-- BEGIN Extracted data --
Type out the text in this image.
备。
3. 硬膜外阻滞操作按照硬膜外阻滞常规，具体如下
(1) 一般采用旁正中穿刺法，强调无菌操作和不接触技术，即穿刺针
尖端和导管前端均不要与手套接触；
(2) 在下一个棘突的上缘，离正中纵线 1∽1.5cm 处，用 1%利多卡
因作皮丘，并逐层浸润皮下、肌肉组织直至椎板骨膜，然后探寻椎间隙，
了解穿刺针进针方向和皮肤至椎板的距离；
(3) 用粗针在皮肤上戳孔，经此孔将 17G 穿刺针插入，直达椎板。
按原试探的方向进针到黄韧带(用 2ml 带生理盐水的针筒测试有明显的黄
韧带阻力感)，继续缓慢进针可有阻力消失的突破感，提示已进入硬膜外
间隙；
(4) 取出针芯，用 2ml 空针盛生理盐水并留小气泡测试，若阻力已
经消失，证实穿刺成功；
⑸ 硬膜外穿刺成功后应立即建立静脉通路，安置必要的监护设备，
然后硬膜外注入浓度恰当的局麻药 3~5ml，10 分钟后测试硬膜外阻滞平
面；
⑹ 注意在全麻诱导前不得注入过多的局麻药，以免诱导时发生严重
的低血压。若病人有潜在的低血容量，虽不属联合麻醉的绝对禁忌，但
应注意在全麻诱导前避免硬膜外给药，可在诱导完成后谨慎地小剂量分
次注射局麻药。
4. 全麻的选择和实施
-- END Extracted data --
▸ Problem details
Copy each line of the data above without altering a single character.

▸ Task response
Type out the text in this image.
备。
3. 硬膜外阻滞操作按照硬膜外阻滞常规，具体如下
(1) 一般采用旁正中穿刺法，强调无菌操作和不接触技术，即穿刺针
尖端和导管前端均不要与手套接触；
(2) 在下一个棘突的上缘，离正中纵线 1∽1.5cm 处，用 1%利多卡
因作皮丘，并逐层浸润皮下、肌肉组织直至椎板骨膜，然后探寻椎间隙，
了解穿刺针进针方向和皮肤至椎板的距离；
(3) 用粗针在皮肤上戳孔，经此孔将 17G 穿刺针插入，直达椎板。
按原试探的方向进针到黄韧带(用 2ml 带生理盐水的针筒测试有明显的黄
韧带阻力感)，继续缓慢进针可有阻力消失的突破感，提示已进入硬膜外
间隙；
(4) 取出针芯，用 2ml 空针盛生理盐水并留小气泡测试，若阻力已
经消失，证实穿刺成功；
⑸ 硬膜外穿刺成功后应立即建立静脉通路，安置必要的监护设备，
然后硬膜外注入浓度恰当的局麻药 3~5ml，10 分钟后测试硬膜外阻滞平
面；
⑹ 注意在全麻诱导前不得注入过多的局麻药，以免诱导时发生严重
的低血压。若病人有潜在的低血容量，虽不属联合麻醉的绝对禁忌，但
应注意在全麻诱导前避免硬膜外给药，可在诱导完成后谨慎地小剂量分
次注射局麻药。
4. 全麻的选择和实施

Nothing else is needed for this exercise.